→ **Extracted information**
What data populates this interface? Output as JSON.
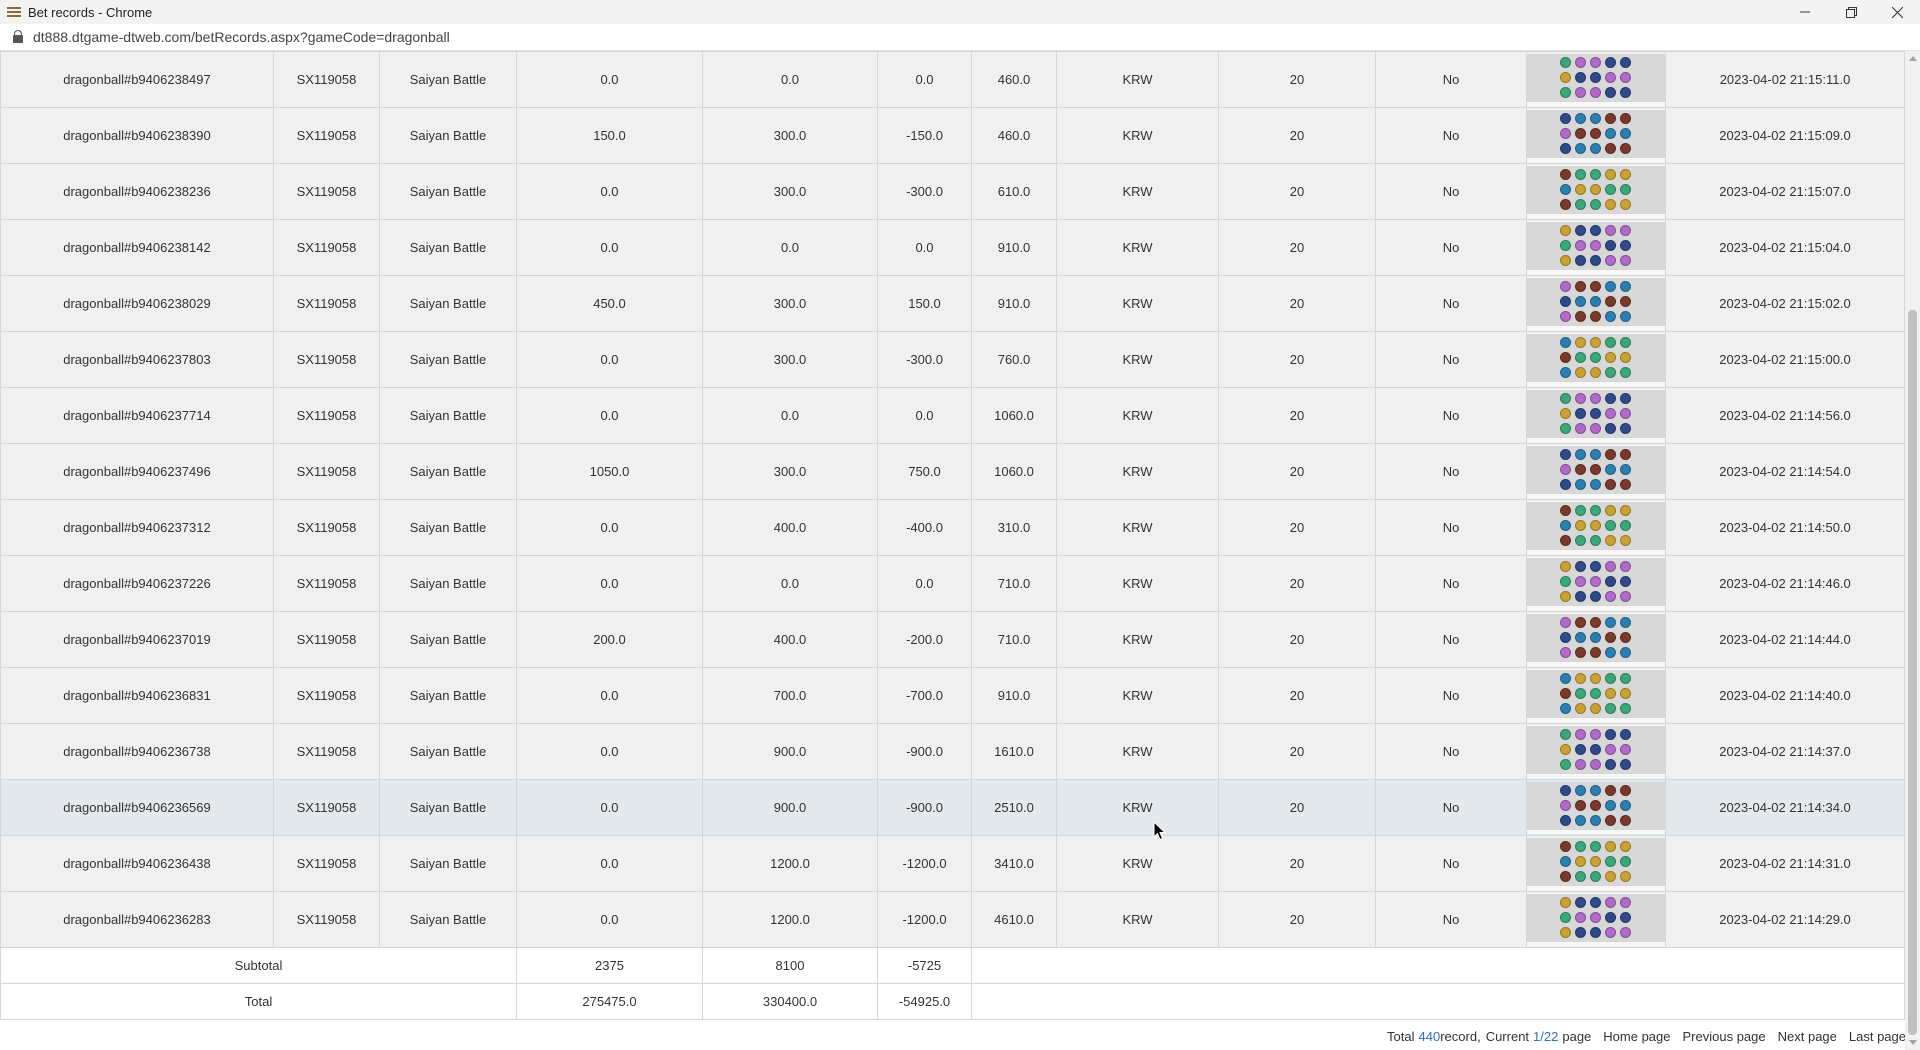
{
  "window": {
    "title": "Bet records - Chrome",
    "app_icon": "menu-lines-icon",
    "controls": [
      "minimize-icon",
      "restore-icon",
      "close-icon"
    ]
  },
  "address_bar": {
    "icon": "lock-icon",
    "url": "dt888.dtgame-dtweb.com/betRecords.aspx?gameCode=dragonball"
  },
  "table": {
    "rows": [
      {
        "id": "dragonball#b9406238497",
        "player": "SX119058",
        "game": "Saiyan Battle",
        "win": "0.0",
        "bet": "0.0",
        "profit": "0.0",
        "balance": "460.0",
        "currency": "KRW",
        "lines": "20",
        "free": "No",
        "time": "2023-04-02 21:15:11.0"
      },
      {
        "id": "dragonball#b9406238390",
        "player": "SX119058",
        "game": "Saiyan Battle",
        "win": "150.0",
        "bet": "300.0",
        "profit": "-150.0",
        "balance": "460.0",
        "currency": "KRW",
        "lines": "20",
        "free": "No",
        "time": "2023-04-02 21:15:09.0"
      },
      {
        "id": "dragonball#b9406238236",
        "player": "SX119058",
        "game": "Saiyan Battle",
        "win": "0.0",
        "bet": "300.0",
        "profit": "-300.0",
        "balance": "610.0",
        "currency": "KRW",
        "lines": "20",
        "free": "No",
        "time": "2023-04-02 21:15:07.0"
      },
      {
        "id": "dragonball#b9406238142",
        "player": "SX119058",
        "game": "Saiyan Battle",
        "win": "0.0",
        "bet": "0.0",
        "profit": "0.0",
        "balance": "910.0",
        "currency": "KRW",
        "lines": "20",
        "free": "No",
        "time": "2023-04-02 21:15:04.0"
      },
      {
        "id": "dragonball#b9406238029",
        "player": "SX119058",
        "game": "Saiyan Battle",
        "win": "450.0",
        "bet": "300.0",
        "profit": "150.0",
        "balance": "910.0",
        "currency": "KRW",
        "lines": "20",
        "free": "No",
        "time": "2023-04-02 21:15:02.0"
      },
      {
        "id": "dragonball#b9406237803",
        "player": "SX119058",
        "game": "Saiyan Battle",
        "win": "0.0",
        "bet": "300.0",
        "profit": "-300.0",
        "balance": "760.0",
        "currency": "KRW",
        "lines": "20",
        "free": "No",
        "time": "2023-04-02 21:15:00.0"
      },
      {
        "id": "dragonball#b9406237714",
        "player": "SX119058",
        "game": "Saiyan Battle",
        "win": "0.0",
        "bet": "0.0",
        "profit": "0.0",
        "balance": "1060.0",
        "currency": "KRW",
        "lines": "20",
        "free": "No",
        "time": "2023-04-02 21:14:56.0"
      },
      {
        "id": "dragonball#b9406237496",
        "player": "SX119058",
        "game": "Saiyan Battle",
        "win": "1050.0",
        "bet": "300.0",
        "profit": "750.0",
        "balance": "1060.0",
        "currency": "KRW",
        "lines": "20",
        "free": "No",
        "time": "2023-04-02 21:14:54.0"
      },
      {
        "id": "dragonball#b9406237312",
        "player": "SX119058",
        "game": "Saiyan Battle",
        "win": "0.0",
        "bet": "400.0",
        "profit": "-400.0",
        "balance": "310.0",
        "currency": "KRW",
        "lines": "20",
        "free": "No",
        "time": "2023-04-02 21:14:50.0"
      },
      {
        "id": "dragonball#b9406237226",
        "player": "SX119058",
        "game": "Saiyan Battle",
        "win": "0.0",
        "bet": "0.0",
        "profit": "0.0",
        "balance": "710.0",
        "currency": "KRW",
        "lines": "20",
        "free": "No",
        "time": "2023-04-02 21:14:46.0"
      },
      {
        "id": "dragonball#b9406237019",
        "player": "SX119058",
        "game": "Saiyan Battle",
        "win": "200.0",
        "bet": "400.0",
        "profit": "-200.0",
        "balance": "710.0",
        "currency": "KRW",
        "lines": "20",
        "free": "No",
        "time": "2023-04-02 21:14:44.0"
      },
      {
        "id": "dragonball#b9406236831",
        "player": "SX119058",
        "game": "Saiyan Battle",
        "win": "0.0",
        "bet": "700.0",
        "profit": "-700.0",
        "balance": "910.0",
        "currency": "KRW",
        "lines": "20",
        "free": "No",
        "time": "2023-04-02 21:14:40.0"
      },
      {
        "id": "dragonball#b9406236738",
        "player": "SX119058",
        "game": "Saiyan Battle",
        "win": "0.0",
        "bet": "900.0",
        "profit": "-900.0",
        "balance": "1610.0",
        "currency": "KRW",
        "lines": "20",
        "free": "No",
        "time": "2023-04-02 21:14:37.0"
      },
      {
        "id": "dragonball#b9406236569",
        "player": "SX119058",
        "game": "Saiyan Battle",
        "win": "0.0",
        "bet": "900.0",
        "profit": "-900.0",
        "balance": "2510.0",
        "currency": "KRW",
        "lines": "20",
        "free": "No",
        "time": "2023-04-02 21:14:34.0"
      },
      {
        "id": "dragonball#b9406236438",
        "player": "SX119058",
        "game": "Saiyan Battle",
        "win": "0.0",
        "bet": "1200.0",
        "profit": "-1200.0",
        "balance": "3410.0",
        "currency": "KRW",
        "lines": "20",
        "free": "No",
        "time": "2023-04-02 21:14:31.0"
      },
      {
        "id": "dragonball#b9406236283",
        "player": "SX119058",
        "game": "Saiyan Battle",
        "win": "0.0",
        "bet": "1200.0",
        "profit": "-1200.0",
        "balance": "4610.0",
        "currency": "KRW",
        "lines": "20",
        "free": "No",
        "time": "2023-04-02 21:14:29.0"
      }
    ],
    "subtotal": {
      "label": "Subtotal",
      "win": "2375",
      "bet": "8100",
      "profit": "-5725"
    },
    "total": {
      "label": "Total",
      "win": "275475.0",
      "bet": "330400.0",
      "profit": "-54925.0"
    }
  },
  "pager": {
    "total_prefix": "Total",
    "total_count": "440",
    "total_suffix": "record,",
    "current_prefix": "Current",
    "current_page": "1/22",
    "current_suffix": "page",
    "home": "Home page",
    "previous": "Previous page",
    "next": "Next page",
    "last": "Last page"
  },
  "colors": {
    "row_bg": "#f0f0f0",
    "hover_row_bg": "#e4e9ee",
    "border": "#cfd8dc",
    "link_accent": "#2f6fc0",
    "symbol_palette": [
      "#3aa87a",
      "#2f4a8a",
      "#7a3a2a",
      "#c9a233",
      "#b06ac9",
      "#2a7fb0"
    ]
  }
}
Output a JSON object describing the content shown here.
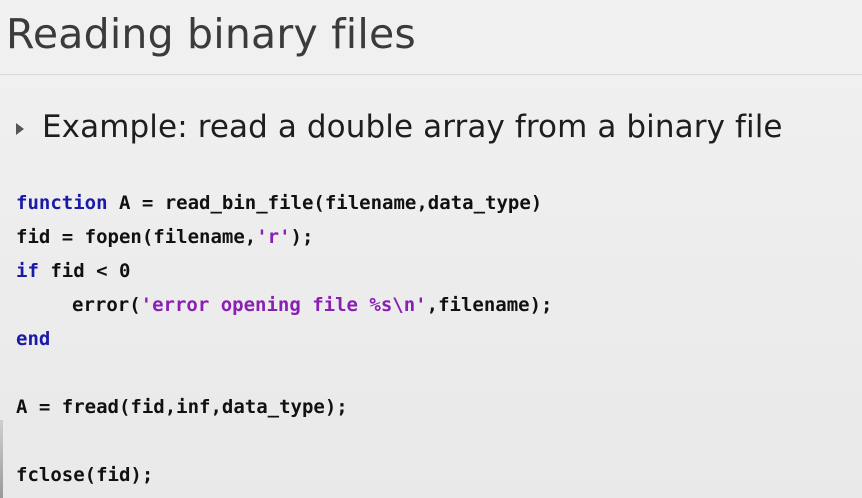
{
  "slide": {
    "title": "Reading binary files",
    "bullet": "Example: read a double array from a binary file",
    "bullet_icon": "triangle-bullet-icon"
  },
  "code": {
    "line1": {
      "keyword": "function",
      "rest": " A = read_bin_file(filename,data_type)"
    },
    "line2": {
      "pre": "fid = fopen(filename,",
      "string": "'r'",
      "post": ");"
    },
    "line3": {
      "keyword": "if",
      "rest": " fid < 0"
    },
    "line4": {
      "pre": "error(",
      "string": "'error opening file %s\\n'",
      "post": ",filename);"
    },
    "line5": {
      "keyword": "end"
    },
    "line6": {
      "text": "A = fread(fid,inf,data_type);"
    },
    "line7": {
      "text": "fclose(fid);"
    }
  },
  "colors": {
    "keyword": "#1a1aa8",
    "string": "#8a1fb4",
    "code_text": "#111111",
    "title_text": "#3b3b3b"
  }
}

→ **To be done**
Wherever the string "keyword" appears in the entries above, list that line.

→ **Reply**
      "keyword": "function",
      "keyword": "if",
      "keyword": "end"
    "keyword": "#1a1aa8",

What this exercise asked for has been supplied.